REQUIRED WORK:
Return each line containing the string "JSON".

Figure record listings
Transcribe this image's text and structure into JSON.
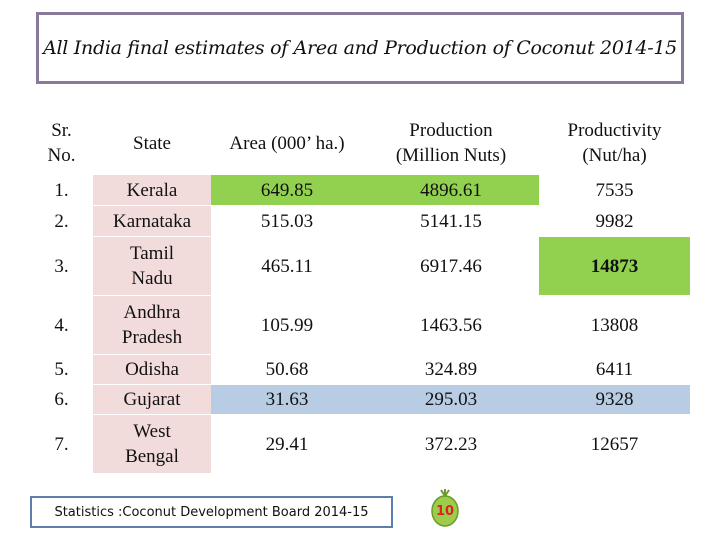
{
  "title": "All India final estimates of Area and Production of Coconut 2014-15",
  "table": {
    "headers": {
      "sr": [
        "Sr.",
        "No."
      ],
      "state": "State",
      "area": "Area (000’ ha.)",
      "production": [
        "Production",
        "(Million Nuts)"
      ],
      "productivity": [
        "Productivity",
        "(Nut/ha)"
      ]
    },
    "rows": [
      {
        "sr": "1.",
        "state": [
          "Kerala"
        ],
        "area": "649.85",
        "production": "4896.61",
        "productivity": "7535"
      },
      {
        "sr": "2.",
        "state": [
          "Karnataka"
        ],
        "area": "515.03",
        "production": "5141.15",
        "productivity": "9982"
      },
      {
        "sr": "3.",
        "state": [
          "Tamil",
          "Nadu"
        ],
        "area": "465.11",
        "production": "6917.46",
        "productivity": "14873"
      },
      {
        "sr": "4.",
        "state": [
          "Andhra",
          "Pradesh"
        ],
        "area": "105.99",
        "production": "1463.56",
        "productivity": "13808"
      },
      {
        "sr": "5.",
        "state": [
          "Odisha"
        ],
        "area": "50.68",
        "production": "324.89",
        "productivity": "6411"
      },
      {
        "sr": "6.",
        "state": [
          "Gujarat"
        ],
        "area": "31.63",
        "production": "295.03",
        "productivity": "9328"
      },
      {
        "sr": "7.",
        "state": [
          "West",
          "Bengal"
        ],
        "area": "29.41",
        "production": "372.23",
        "productivity": "12657"
      }
    ]
  },
  "colors": {
    "highlight_green": "#92d050",
    "state_column": "#f2dcdb",
    "gujarat_row": "#b8cce4",
    "title_border": "#8a7a9a",
    "source_border": "#5b7fa8",
    "page_number": "#dd2222"
  },
  "source": "Statistics :Coconut Development Board 2014-15",
  "page_number": "10",
  "page_number_icon": "coconut-icon"
}
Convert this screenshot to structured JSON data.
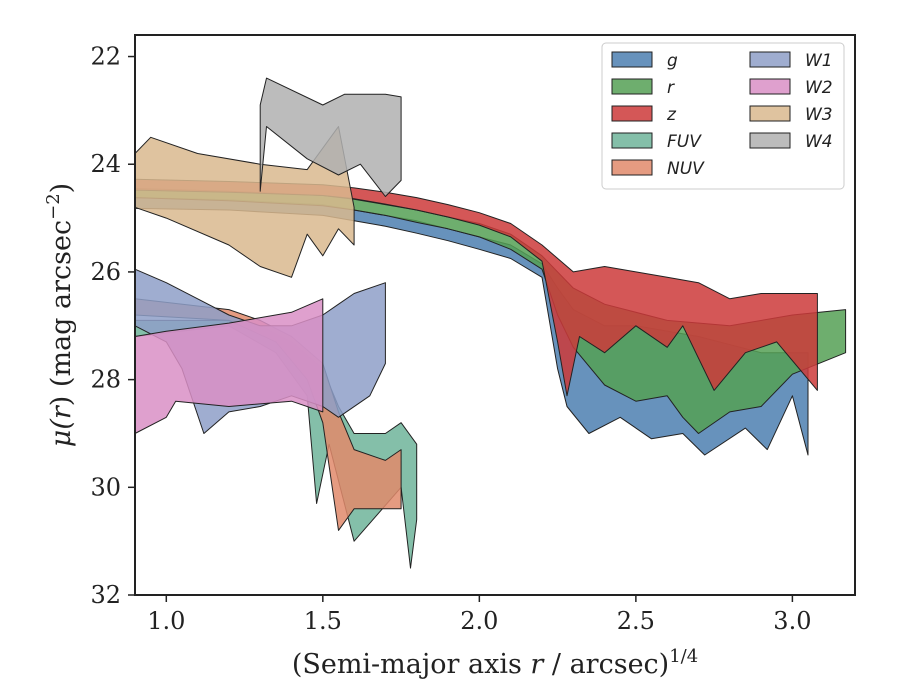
{
  "chart_data": {
    "type": "area",
    "xlabel_pre": "(Semi-major axis ",
    "xlabel_var": "r",
    "xlabel_post": " / arcsec)",
    "xlabel_sup": "1/4",
    "ylabel_pre": "μ(",
    "ylabel_var": "r",
    "ylabel_post": ") (mag arcsec",
    "ylabel_sup": "−2",
    "ylabel_end": ")",
    "xlim": [
      0.9,
      3.2
    ],
    "ylim": [
      32,
      21.6
    ],
    "y_inverted": true,
    "x_ticks": [
      1.0,
      1.5,
      2.0,
      2.5,
      3.0
    ],
    "x_tick_labels": [
      "1.0",
      "1.5",
      "2.0",
      "2.5",
      "3.0"
    ],
    "y_ticks": [
      22,
      24,
      26,
      28,
      30,
      32
    ],
    "y_tick_labels": [
      "22",
      "24",
      "26",
      "28",
      "30",
      "32"
    ],
    "legend_position": "top-right",
    "legend_columns": 2,
    "series": [
      {
        "name": "g",
        "color": "#4c7fb0",
        "upper": [
          [
            0.9,
            24.62
          ],
          [
            1.2,
            24.66
          ],
          [
            1.5,
            24.75
          ],
          [
            1.6,
            24.85
          ],
          [
            1.7,
            24.95
          ],
          [
            1.8,
            25.05
          ],
          [
            1.9,
            25.2
          ],
          [
            2.0,
            25.35
          ],
          [
            2.1,
            25.5
          ],
          [
            2.2,
            25.85
          ],
          [
            2.25,
            26.3
          ],
          [
            2.3,
            26.7
          ],
          [
            2.4,
            27.0
          ],
          [
            2.5,
            27.0
          ],
          [
            2.7,
            27.2
          ],
          [
            2.9,
            27.5
          ],
          [
            3.05,
            27.5
          ]
        ],
        "lower": [
          [
            0.9,
            24.82
          ],
          [
            1.2,
            24.85
          ],
          [
            1.5,
            24.95
          ],
          [
            1.6,
            25.05
          ],
          [
            1.7,
            25.15
          ],
          [
            1.8,
            25.28
          ],
          [
            1.9,
            25.42
          ],
          [
            2.0,
            25.58
          ],
          [
            2.1,
            25.75
          ],
          [
            2.2,
            26.1
          ],
          [
            2.25,
            27.8
          ],
          [
            2.28,
            28.5
          ],
          [
            2.35,
            29.0
          ],
          [
            2.45,
            28.7
          ],
          [
            2.55,
            29.1
          ],
          [
            2.65,
            29.0
          ],
          [
            2.72,
            29.4
          ],
          [
            2.85,
            28.9
          ],
          [
            2.92,
            29.3
          ],
          [
            3.0,
            28.3
          ],
          [
            3.05,
            29.4
          ]
        ]
      },
      {
        "name": "r",
        "color": "#55a055",
        "upper": [
          [
            0.9,
            24.45
          ],
          [
            1.2,
            24.5
          ],
          [
            1.5,
            24.58
          ],
          [
            1.6,
            24.65
          ],
          [
            1.7,
            24.75
          ],
          [
            1.8,
            24.85
          ],
          [
            1.9,
            24.98
          ],
          [
            2.0,
            25.1
          ],
          [
            2.1,
            25.3
          ],
          [
            2.2,
            25.7
          ],
          [
            2.3,
            26.3
          ],
          [
            2.4,
            26.6
          ],
          [
            2.6,
            26.9
          ],
          [
            2.8,
            27.0
          ],
          [
            3.0,
            26.8
          ],
          [
            3.17,
            26.7
          ]
        ],
        "lower": [
          [
            0.9,
            24.62
          ],
          [
            1.2,
            24.68
          ],
          [
            1.5,
            24.77
          ],
          [
            1.6,
            24.85
          ],
          [
            1.7,
            24.95
          ],
          [
            1.8,
            25.08
          ],
          [
            1.9,
            25.2
          ],
          [
            2.0,
            25.35
          ],
          [
            2.1,
            25.58
          ],
          [
            2.2,
            25.95
          ],
          [
            2.25,
            26.8
          ],
          [
            2.3,
            27.4
          ],
          [
            2.4,
            28.1
          ],
          [
            2.5,
            28.4
          ],
          [
            2.6,
            28.3
          ],
          [
            2.65,
            28.7
          ],
          [
            2.7,
            29.0
          ],
          [
            2.8,
            28.6
          ],
          [
            2.9,
            28.5
          ],
          [
            3.0,
            27.9
          ],
          [
            3.17,
            27.5
          ]
        ]
      },
      {
        "name": "z",
        "color": "#cc3a3a",
        "upper": [
          [
            0.9,
            24.28
          ],
          [
            1.2,
            24.32
          ],
          [
            1.5,
            24.38
          ],
          [
            1.6,
            24.44
          ],
          [
            1.7,
            24.52
          ],
          [
            1.8,
            24.62
          ],
          [
            1.9,
            24.75
          ],
          [
            2.0,
            24.9
          ],
          [
            2.1,
            25.1
          ],
          [
            2.2,
            25.5
          ],
          [
            2.3,
            26.0
          ],
          [
            2.4,
            25.9
          ],
          [
            2.5,
            26.0
          ],
          [
            2.6,
            26.1
          ],
          [
            2.7,
            26.2
          ],
          [
            2.8,
            26.5
          ],
          [
            2.9,
            26.4
          ],
          [
            3.08,
            26.4
          ]
        ],
        "lower": [
          [
            0.9,
            24.48
          ],
          [
            1.2,
            24.52
          ],
          [
            1.5,
            24.58
          ],
          [
            1.6,
            24.64
          ],
          [
            1.7,
            24.74
          ],
          [
            1.8,
            24.85
          ],
          [
            1.9,
            24.98
          ],
          [
            2.0,
            25.13
          ],
          [
            2.1,
            25.35
          ],
          [
            2.2,
            25.8
          ],
          [
            2.25,
            27.3
          ],
          [
            2.28,
            28.3
          ],
          [
            2.32,
            27.2
          ],
          [
            2.4,
            27.5
          ],
          [
            2.5,
            27.0
          ],
          [
            2.6,
            27.4
          ],
          [
            2.65,
            27.0
          ],
          [
            2.75,
            28.2
          ],
          [
            2.85,
            27.5
          ],
          [
            2.95,
            27.3
          ],
          [
            3.08,
            28.2
          ]
        ]
      },
      {
        "name": "FUV",
        "color": "#6fb49a",
        "upper": [
          [
            0.9,
            26.9
          ],
          [
            1.2,
            26.9
          ],
          [
            1.3,
            27.0
          ],
          [
            1.4,
            27.3
          ],
          [
            1.5,
            27.8
          ],
          [
            1.55,
            28.5
          ],
          [
            1.6,
            29.0
          ],
          [
            1.7,
            29.0
          ],
          [
            1.75,
            28.8
          ],
          [
            1.8,
            29.2
          ]
        ],
        "lower": [
          [
            0.9,
            27.2
          ],
          [
            1.2,
            27.0
          ],
          [
            1.35,
            27.5
          ],
          [
            1.45,
            28.3
          ],
          [
            1.48,
            30.3
          ],
          [
            1.52,
            29.2
          ],
          [
            1.6,
            31.0
          ],
          [
            1.75,
            30.0
          ],
          [
            1.78,
            31.5
          ],
          [
            1.8,
            30.6
          ]
        ]
      },
      {
        "name": "NUV",
        "color": "#e08a6b",
        "upper": [
          [
            0.9,
            26.5
          ],
          [
            1.2,
            26.7
          ],
          [
            1.3,
            26.9
          ],
          [
            1.4,
            27.2
          ],
          [
            1.5,
            27.7
          ],
          [
            1.55,
            28.6
          ],
          [
            1.6,
            29.3
          ],
          [
            1.7,
            29.5
          ],
          [
            1.75,
            29.3
          ]
        ],
        "lower": [
          [
            0.9,
            26.8
          ],
          [
            1.2,
            26.9
          ],
          [
            1.35,
            27.3
          ],
          [
            1.45,
            28.0
          ],
          [
            1.5,
            28.8
          ],
          [
            1.55,
            30.8
          ],
          [
            1.6,
            30.4
          ],
          [
            1.75,
            30.4
          ]
        ]
      },
      {
        "name": "W1",
        "color": "#8e9fc8",
        "upper": [
          [
            0.9,
            25.95
          ],
          [
            1.0,
            26.2
          ],
          [
            1.1,
            26.5
          ],
          [
            1.2,
            26.8
          ],
          [
            1.3,
            27.0
          ],
          [
            1.4,
            27.0
          ],
          [
            1.5,
            26.8
          ],
          [
            1.55,
            26.6
          ],
          [
            1.6,
            26.4
          ],
          [
            1.7,
            26.2
          ]
        ],
        "lower": [
          [
            0.9,
            27.0
          ],
          [
            1.0,
            27.3
          ],
          [
            1.05,
            27.8
          ],
          [
            1.12,
            29.0
          ],
          [
            1.2,
            28.6
          ],
          [
            1.3,
            28.5
          ],
          [
            1.4,
            28.3
          ],
          [
            1.5,
            28.5
          ],
          [
            1.55,
            28.7
          ],
          [
            1.65,
            28.3
          ],
          [
            1.7,
            27.7
          ]
        ]
      },
      {
        "name": "W2",
        "color": "#d98fc5",
        "upper": [
          [
            0.9,
            27.2
          ],
          [
            1.0,
            27.1
          ],
          [
            1.2,
            26.95
          ],
          [
            1.4,
            26.75
          ],
          [
            1.5,
            26.5
          ]
        ],
        "lower": [
          [
            0.9,
            29.0
          ],
          [
            1.0,
            28.7
          ],
          [
            1.03,
            28.4
          ],
          [
            1.2,
            28.5
          ],
          [
            1.4,
            28.4
          ],
          [
            1.5,
            28.6
          ]
        ]
      },
      {
        "name": "W3",
        "color": "#d9b88e",
        "upper": [
          [
            0.9,
            23.8
          ],
          [
            0.95,
            23.5
          ],
          [
            1.1,
            23.8
          ],
          [
            1.3,
            24.0
          ],
          [
            1.45,
            24.1
          ],
          [
            1.55,
            23.3
          ],
          [
            1.6,
            24.8
          ]
        ],
        "lower": [
          [
            0.9,
            24.8
          ],
          [
            1.0,
            25.0
          ],
          [
            1.2,
            25.5
          ],
          [
            1.3,
            25.9
          ],
          [
            1.4,
            26.1
          ],
          [
            1.45,
            25.3
          ],
          [
            1.5,
            25.7
          ],
          [
            1.55,
            25.2
          ],
          [
            1.6,
            25.5
          ]
        ]
      },
      {
        "name": "W4",
        "color": "#b0b0b0",
        "upper": [
          [
            1.3,
            22.9
          ],
          [
            1.32,
            22.4
          ],
          [
            1.5,
            22.9
          ],
          [
            1.57,
            22.7
          ],
          [
            1.7,
            22.7
          ],
          [
            1.75,
            22.75
          ]
        ],
        "lower": [
          [
            1.3,
            24.5
          ],
          [
            1.32,
            23.3
          ],
          [
            1.45,
            23.9
          ],
          [
            1.55,
            24.2
          ],
          [
            1.62,
            24.0
          ],
          [
            1.7,
            24.6
          ],
          [
            1.75,
            24.3
          ]
        ]
      }
    ]
  }
}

CORRECT RESPONSE:
Transcribe this image's text and structure into JSON.
Convert this screenshot to structured JSON data.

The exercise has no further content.